* [EXERCISE BRIEF]: Comb through the entries for "right" and pull out each line that holds it.

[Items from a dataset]
------------------------------------

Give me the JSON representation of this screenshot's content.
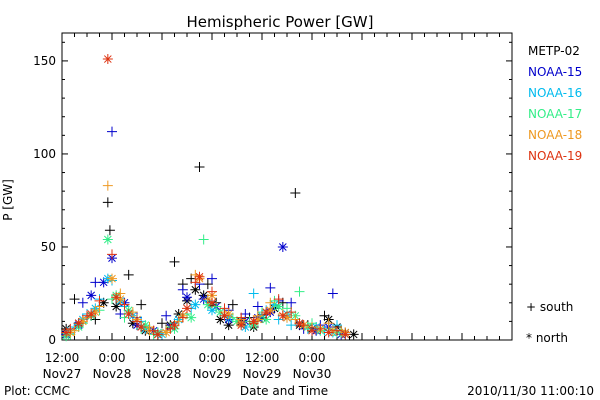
{
  "chart_data": {
    "type": "scatter",
    "title": "Hemispheric Power [GW]",
    "ylabel": "P [GW]",
    "xlabel": "Date and Time",
    "ylim": [
      0,
      165
    ],
    "xlim": [
      0,
      108
    ],
    "yticks": [
      0,
      50,
      100,
      150
    ],
    "xticks": [
      {
        "x": 0,
        "time": "12:00",
        "date": "Nov27"
      },
      {
        "x": 12,
        "time": "0:00",
        "date": "Nov28"
      },
      {
        "x": 24,
        "time": "12:00",
        "date": "Nov28"
      },
      {
        "x": 36,
        "time": "0:00",
        "date": "Nov29"
      },
      {
        "x": 48,
        "time": "12:00",
        "date": "Nov29"
      },
      {
        "x": 60,
        "time": "0:00",
        "date": "Nov30"
      }
    ],
    "grid": false,
    "legend_position": "right",
    "series": [
      {
        "name": "METP-02",
        "color": "#000000",
        "south": [
          [
            3,
            22
          ],
          [
            8,
            11
          ],
          [
            11,
            74
          ],
          [
            11.5,
            59
          ],
          [
            16,
            35
          ],
          [
            19,
            19
          ],
          [
            24,
            9
          ],
          [
            27,
            42
          ],
          [
            29,
            30
          ],
          [
            31,
            33
          ],
          [
            33,
            93
          ],
          [
            35,
            30
          ],
          [
            37,
            20
          ],
          [
            41,
            19
          ],
          [
            45,
            12
          ],
          [
            49,
            14
          ],
          [
            53,
            20
          ],
          [
            56,
            79
          ],
          [
            59,
            8
          ],
          [
            63,
            13
          ],
          [
            67,
            5
          ]
        ],
        "north": [
          [
            1,
            6
          ],
          [
            4,
            9
          ],
          [
            7,
            13
          ],
          [
            10,
            20
          ],
          [
            13,
            18
          ],
          [
            17,
            9
          ],
          [
            20,
            5
          ],
          [
            23,
            3
          ],
          [
            26,
            8
          ],
          [
            28,
            14
          ],
          [
            30,
            21
          ],
          [
            32,
            27
          ],
          [
            34,
            24
          ],
          [
            36,
            19
          ],
          [
            38,
            11
          ],
          [
            40,
            8
          ],
          [
            43,
            10
          ],
          [
            46,
            7
          ],
          [
            48,
            12
          ],
          [
            51,
            17
          ],
          [
            54,
            12
          ],
          [
            57,
            8
          ],
          [
            60,
            6
          ],
          [
            64,
            11
          ],
          [
            66,
            7
          ],
          [
            68,
            4
          ],
          [
            70,
            3
          ]
        ]
      },
      {
        "name": "NOAA-15",
        "color": "#0000cc",
        "south": [
          [
            2,
            4
          ],
          [
            5,
            20
          ],
          [
            8,
            31
          ],
          [
            12,
            112
          ],
          [
            14,
            14
          ],
          [
            18,
            12
          ],
          [
            21,
            6
          ],
          [
            25,
            13
          ],
          [
            29,
            27
          ],
          [
            33,
            30
          ],
          [
            36,
            33
          ],
          [
            40,
            16
          ],
          [
            44,
            14
          ],
          [
            47,
            18
          ],
          [
            50,
            28
          ],
          [
            52,
            21
          ],
          [
            55,
            20
          ],
          [
            58,
            6
          ],
          [
            62,
            8
          ],
          [
            65,
            25
          ]
        ],
        "north": [
          [
            1,
            3
          ],
          [
            4,
            8
          ],
          [
            7,
            24
          ],
          [
            10,
            31
          ],
          [
            12,
            44
          ],
          [
            15,
            20
          ],
          [
            18,
            8
          ],
          [
            22,
            5
          ],
          [
            26,
            7
          ],
          [
            30,
            23
          ],
          [
            34,
            22
          ],
          [
            37,
            18
          ],
          [
            40,
            11
          ],
          [
            44,
            10
          ],
          [
            47,
            12
          ],
          [
            50,
            15
          ],
          [
            53,
            50
          ],
          [
            57,
            9
          ],
          [
            61,
            5
          ],
          [
            64,
            7
          ],
          [
            67,
            3
          ]
        ]
      },
      {
        "name": "NOAA-16",
        "color": "#00bbee",
        "south": [
          [
            3,
            7
          ],
          [
            6,
            14
          ],
          [
            9,
            22
          ],
          [
            12,
            32
          ],
          [
            15,
            18
          ],
          [
            19,
            10
          ],
          [
            23,
            4
          ],
          [
            27,
            9
          ],
          [
            31,
            17
          ],
          [
            35,
            21
          ],
          [
            39,
            14
          ],
          [
            43,
            9
          ],
          [
            46,
            25
          ],
          [
            49,
            16
          ],
          [
            52,
            11
          ],
          [
            55,
            8
          ],
          [
            59,
            6
          ],
          [
            63,
            5
          ],
          [
            66,
            8
          ]
        ],
        "north": [
          [
            2,
            5
          ],
          [
            5,
            11
          ],
          [
            8,
            17
          ],
          [
            11,
            33
          ],
          [
            14,
            21
          ],
          [
            17,
            13
          ],
          [
            20,
            6
          ],
          [
            24,
            3
          ],
          [
            28,
            11
          ],
          [
            32,
            19
          ],
          [
            36,
            16
          ],
          [
            40,
            12
          ],
          [
            44,
            7
          ],
          [
            48,
            13
          ],
          [
            51,
            19
          ],
          [
            54,
            14
          ],
          [
            57,
            9
          ],
          [
            61,
            7
          ],
          [
            65,
            4
          ],
          [
            68,
            3
          ]
        ]
      },
      {
        "name": "NOAA-17",
        "color": "#33ee88",
        "south": [
          [
            2,
            3
          ],
          [
            5,
            9
          ],
          [
            9,
            16
          ],
          [
            12,
            22
          ],
          [
            15,
            12
          ],
          [
            19,
            6
          ],
          [
            22,
            3
          ],
          [
            26,
            7
          ],
          [
            30,
            14
          ],
          [
            34,
            54
          ],
          [
            37,
            18
          ],
          [
            41,
            12
          ],
          [
            45,
            10
          ],
          [
            48,
            15
          ],
          [
            51,
            21
          ],
          [
            54,
            17
          ],
          [
            57,
            26
          ],
          [
            60,
            9
          ],
          [
            64,
            6
          ],
          [
            67,
            4
          ]
        ],
        "north": [
          [
            1,
            2
          ],
          [
            4,
            7
          ],
          [
            7,
            13
          ],
          [
            11,
            54
          ],
          [
            13,
            24
          ],
          [
            16,
            16
          ],
          [
            20,
            8
          ],
          [
            23,
            4
          ],
          [
            27,
            6
          ],
          [
            31,
            12
          ],
          [
            35,
            19
          ],
          [
            38,
            15
          ],
          [
            42,
            10
          ],
          [
            46,
            8
          ],
          [
            49,
            11
          ],
          [
            52,
            18
          ],
          [
            56,
            13
          ],
          [
            59,
            7
          ],
          [
            62,
            5
          ],
          [
            66,
            4
          ]
        ]
      },
      {
        "name": "NOAA-18",
        "color": "#ee9922",
        "south": [
          [
            3,
            5
          ],
          [
            6,
            12
          ],
          [
            9,
            18
          ],
          [
            11,
            83
          ],
          [
            14,
            25
          ],
          [
            17,
            15
          ],
          [
            21,
            7
          ],
          [
            25,
            5
          ],
          [
            28,
            10
          ],
          [
            32,
            35
          ],
          [
            35,
            22
          ],
          [
            39,
            15
          ],
          [
            43,
            11
          ],
          [
            47,
            13
          ],
          [
            50,
            20
          ],
          [
            53,
            14
          ],
          [
            56,
            11
          ],
          [
            60,
            7
          ],
          [
            64,
            9
          ],
          [
            67,
            5
          ]
        ],
        "north": [
          [
            2,
            4
          ],
          [
            5,
            10
          ],
          [
            8,
            15
          ],
          [
            12,
            33
          ],
          [
            14,
            22
          ],
          [
            18,
            11
          ],
          [
            21,
            5
          ],
          [
            25,
            4
          ],
          [
            29,
            13
          ],
          [
            33,
            33
          ],
          [
            36,
            24
          ],
          [
            40,
            14
          ],
          [
            43,
            9
          ],
          [
            47,
            11
          ],
          [
            50,
            16
          ],
          [
            54,
            12
          ],
          [
            58,
            8
          ],
          [
            62,
            6
          ],
          [
            65,
            5
          ],
          [
            68,
            4
          ]
        ]
      },
      {
        "name": "NOAA-19",
        "color": "#dd3311",
        "south": [
          [
            2,
            6
          ],
          [
            6,
            13
          ],
          [
            9,
            21
          ],
          [
            12,
            46
          ],
          [
            15,
            19
          ],
          [
            18,
            10
          ],
          [
            22,
            5
          ],
          [
            26,
            6
          ],
          [
            29,
            12
          ],
          [
            32,
            31
          ],
          [
            36,
            26
          ],
          [
            39,
            17
          ],
          [
            43,
            12
          ],
          [
            46,
            9
          ],
          [
            49,
            14
          ],
          [
            52,
            22
          ],
          [
            55,
            15
          ],
          [
            58,
            8
          ],
          [
            62,
            6
          ],
          [
            66,
            5
          ]
        ],
        "north": [
          [
            1,
            4
          ],
          [
            4,
            9
          ],
          [
            7,
            14
          ],
          [
            11,
            151
          ],
          [
            13,
            23
          ],
          [
            16,
            14
          ],
          [
            19,
            7
          ],
          [
            23,
            3
          ],
          [
            27,
            8
          ],
          [
            30,
            17
          ],
          [
            33,
            34
          ],
          [
            36,
            20
          ],
          [
            39,
            13
          ],
          [
            43,
            8
          ],
          [
            46,
            10
          ],
          [
            49,
            15
          ],
          [
            53,
            13
          ],
          [
            57,
            9
          ],
          [
            60,
            5
          ],
          [
            64,
            4
          ],
          [
            68,
            3
          ]
        ]
      }
    ],
    "symbol_legend": [
      {
        "symbol": "+",
        "label": "south"
      },
      {
        "symbol": "*",
        "label": "north"
      }
    ]
  },
  "footer": {
    "left": "Plot: CCMC",
    "right": "2010/11/30 11:00:10"
  }
}
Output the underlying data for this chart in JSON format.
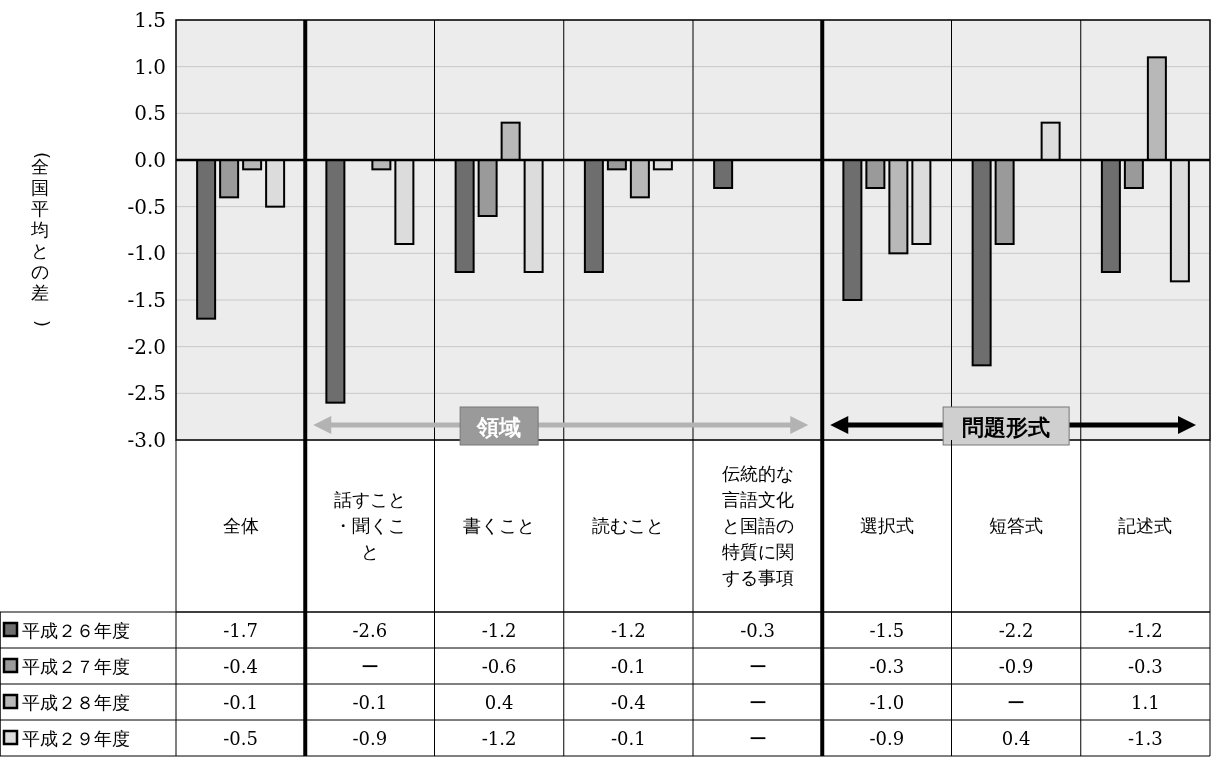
{
  "chart_data": {
    "type": "bar",
    "ylabel": "(全国平均との差)",
    "categories": [
      "全体",
      "話すこと・聞くこと",
      "書くこと",
      "読むこと",
      "伝統的な言語文化と国語の特質に関する事項",
      "選択式",
      "短答式",
      "記述式"
    ],
    "series": [
      {
        "name": "平成２６年度",
        "color": "#6e6e6e",
        "values": [
          -1.7,
          -2.6,
          -1.2,
          -1.2,
          -0.3,
          -1.5,
          -2.2,
          -1.2
        ],
        "value_labels": [
          "-1.7",
          "-2.6",
          "-1.2",
          "-1.2",
          "-0.3",
          "-1.5",
          "-2.2",
          "-1.2"
        ]
      },
      {
        "name": "平成２７年度",
        "color": "#9a9a9a",
        "values": [
          -0.4,
          null,
          -0.6,
          -0.1,
          null,
          -0.3,
          -0.9,
          -0.3
        ],
        "value_labels": [
          "-0.4",
          "ー",
          "-0.6",
          "-0.1",
          "ー",
          "-0.3",
          "-0.9",
          "-0.3"
        ]
      },
      {
        "name": "平成２８年度",
        "color": "#b8b8b8",
        "values": [
          -0.1,
          -0.1,
          0.4,
          -0.4,
          null,
          -1.0,
          null,
          1.1
        ],
        "value_labels": [
          "-0.1",
          "-0.1",
          "0.4",
          "-0.4",
          "ー",
          "-1.0",
          "ー",
          "1.1"
        ]
      },
      {
        "name": "平成２９年度",
        "color": "#dcdcdc",
        "values": [
          -0.5,
          -0.9,
          -1.2,
          -0.1,
          null,
          -0.9,
          0.4,
          -1.3
        ],
        "value_labels": [
          "-0.5",
          "-0.9",
          "-1.2",
          "-0.1",
          "ー",
          "-0.9",
          "0.4",
          "-1.3"
        ]
      }
    ],
    "ylim": [
      -3.0,
      1.5
    ],
    "yticks": [
      {
        "value": -3.0,
        "label": "-3.0"
      },
      {
        "value": -2.5,
        "label": "-2.5"
      },
      {
        "value": -2.0,
        "label": "-2.0"
      },
      {
        "value": -1.5,
        "label": "-1.5"
      },
      {
        "value": -1.0,
        "label": "-1.0"
      },
      {
        "value": -0.5,
        "label": "-0.5"
      },
      {
        "value": 0.0,
        "label": "0.0"
      },
      {
        "value": 0.5,
        "label": "0.5"
      },
      {
        "value": 1.0,
        "label": "1.0"
      },
      {
        "value": 1.5,
        "label": "1.5"
      }
    ],
    "grid": "y",
    "legend": "bottom",
    "annotations": [
      "領域",
      "問題形式"
    ]
  }
}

------------------------------------

* [TASK ANSWER]:
    "legend_position": "right",
    "right": "2010/11/30 11:00:10"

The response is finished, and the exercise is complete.